[Page text]:
<<<<

Low disease burden prior to treatment with CD19-specific chimeric antigen receptor T-cell therapy appears to be a positive prognostic factor for long-term survival outcomes of patients with relapsed B-cell acute lymphoblastic leukemia.
Jae Park, MD
Low disease burden prior to treatment with CD19-specific chimeric antigen receptor (CAR) T-cell therapy appears to be a positive prognostic factor for long-term survival outcomes of patients with relapsed B-cell acute lymphoblastic leukemia (ALL), according to retrospective results of a phase I trial. Additionally, the use of allogeneic stem cell transplant posttreatment did not appear to have an effect. The authors concluded that these findings support early use of CD19 CAR T-cell therapy prior to morphologic relapse in patients with B-cell ALL.

>>>>

[Input data]:
<<<<

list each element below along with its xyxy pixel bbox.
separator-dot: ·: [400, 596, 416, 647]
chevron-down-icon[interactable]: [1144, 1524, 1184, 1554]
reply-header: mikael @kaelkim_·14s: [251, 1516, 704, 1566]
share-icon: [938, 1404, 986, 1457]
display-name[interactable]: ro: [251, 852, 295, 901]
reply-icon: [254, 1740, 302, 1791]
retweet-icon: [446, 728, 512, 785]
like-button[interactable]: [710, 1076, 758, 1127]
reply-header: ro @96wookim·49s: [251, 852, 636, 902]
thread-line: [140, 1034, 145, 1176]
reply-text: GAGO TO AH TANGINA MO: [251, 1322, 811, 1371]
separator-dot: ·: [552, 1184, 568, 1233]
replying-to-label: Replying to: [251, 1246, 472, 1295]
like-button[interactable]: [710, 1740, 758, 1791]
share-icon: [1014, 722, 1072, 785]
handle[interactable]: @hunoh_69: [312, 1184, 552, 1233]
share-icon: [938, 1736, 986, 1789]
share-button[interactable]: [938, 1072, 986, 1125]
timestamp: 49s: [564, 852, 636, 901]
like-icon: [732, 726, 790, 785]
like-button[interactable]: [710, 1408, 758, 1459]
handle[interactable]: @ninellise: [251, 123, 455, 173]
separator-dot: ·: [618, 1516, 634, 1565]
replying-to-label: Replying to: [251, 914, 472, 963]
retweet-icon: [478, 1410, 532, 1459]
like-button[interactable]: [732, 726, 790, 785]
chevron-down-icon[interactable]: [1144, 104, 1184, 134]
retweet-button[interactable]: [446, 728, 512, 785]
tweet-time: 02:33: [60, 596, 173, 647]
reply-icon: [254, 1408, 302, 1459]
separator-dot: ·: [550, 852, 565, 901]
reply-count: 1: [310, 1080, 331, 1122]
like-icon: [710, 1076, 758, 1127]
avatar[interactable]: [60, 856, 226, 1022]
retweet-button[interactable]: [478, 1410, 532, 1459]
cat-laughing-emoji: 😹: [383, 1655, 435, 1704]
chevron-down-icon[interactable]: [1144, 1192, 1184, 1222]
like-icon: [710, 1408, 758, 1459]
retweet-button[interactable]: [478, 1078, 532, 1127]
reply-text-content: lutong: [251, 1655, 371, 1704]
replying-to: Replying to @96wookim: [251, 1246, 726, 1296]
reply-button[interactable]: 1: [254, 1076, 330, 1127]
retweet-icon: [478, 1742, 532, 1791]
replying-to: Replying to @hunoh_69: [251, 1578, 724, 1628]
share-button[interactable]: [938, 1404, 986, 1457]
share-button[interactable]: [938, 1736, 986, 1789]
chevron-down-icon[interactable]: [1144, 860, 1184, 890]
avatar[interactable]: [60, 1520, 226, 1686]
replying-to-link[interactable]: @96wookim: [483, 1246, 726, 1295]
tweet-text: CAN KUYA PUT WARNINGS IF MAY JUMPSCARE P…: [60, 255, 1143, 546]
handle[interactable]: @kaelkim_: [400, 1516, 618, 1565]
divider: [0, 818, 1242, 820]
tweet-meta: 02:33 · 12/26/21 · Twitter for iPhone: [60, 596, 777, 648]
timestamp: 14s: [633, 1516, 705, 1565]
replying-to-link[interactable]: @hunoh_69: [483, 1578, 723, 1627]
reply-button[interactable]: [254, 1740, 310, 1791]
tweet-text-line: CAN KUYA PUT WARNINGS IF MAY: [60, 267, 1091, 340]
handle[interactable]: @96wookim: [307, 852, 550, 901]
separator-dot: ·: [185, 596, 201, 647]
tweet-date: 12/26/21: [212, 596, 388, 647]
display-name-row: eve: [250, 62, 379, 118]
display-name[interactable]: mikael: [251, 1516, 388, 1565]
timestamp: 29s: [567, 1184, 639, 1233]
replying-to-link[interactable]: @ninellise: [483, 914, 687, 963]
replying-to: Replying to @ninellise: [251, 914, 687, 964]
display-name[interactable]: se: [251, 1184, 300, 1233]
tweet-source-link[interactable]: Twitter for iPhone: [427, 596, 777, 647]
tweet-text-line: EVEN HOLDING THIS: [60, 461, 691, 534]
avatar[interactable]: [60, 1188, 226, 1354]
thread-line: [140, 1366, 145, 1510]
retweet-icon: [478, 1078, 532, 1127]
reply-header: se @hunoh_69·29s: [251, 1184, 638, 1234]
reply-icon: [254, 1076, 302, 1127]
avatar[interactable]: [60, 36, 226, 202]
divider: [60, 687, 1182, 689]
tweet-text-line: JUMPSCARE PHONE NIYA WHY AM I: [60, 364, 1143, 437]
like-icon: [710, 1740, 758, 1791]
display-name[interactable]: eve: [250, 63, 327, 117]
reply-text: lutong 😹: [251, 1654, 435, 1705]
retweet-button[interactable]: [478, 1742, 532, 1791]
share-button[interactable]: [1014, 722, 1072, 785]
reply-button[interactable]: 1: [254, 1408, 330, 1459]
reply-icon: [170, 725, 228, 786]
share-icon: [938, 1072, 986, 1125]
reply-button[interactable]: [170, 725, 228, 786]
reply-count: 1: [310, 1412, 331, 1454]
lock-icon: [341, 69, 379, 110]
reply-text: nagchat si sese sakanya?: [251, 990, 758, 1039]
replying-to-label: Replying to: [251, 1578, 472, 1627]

>>>>

[Instructions for the task]: Continue the text on CD19 CAR T-cell therapy for relapsed B-cell ALL, starting after its last sentence. The lines are separate material from the text about CAR T-cell therapy.

[Exercise result]:
Previous prospective phase I findings with the 19-28z CD19-targeted CAR T-cell therapy had shown impressive responses in patients with relapsed B-cell ALL (NCT01860937). However, researchers were unable to define what clinical characteristics were associated with durability of response, leading to the initiation of the analysis, results of which were presented at the 2017 AACR Annual Meeting.
“Adult patients with relapsed or refractory ALL have extremely poor outcomes, with the 5-year survival rate being less than 10%. Therefore, there is a clear need to develop effective therapy for these patients,” lead study author Jae H. Park, MD, an assistant attending physician in the Leukemia Service at Memorial Sloan Kettering Cancer Center, said in a prepared statement during the meeting.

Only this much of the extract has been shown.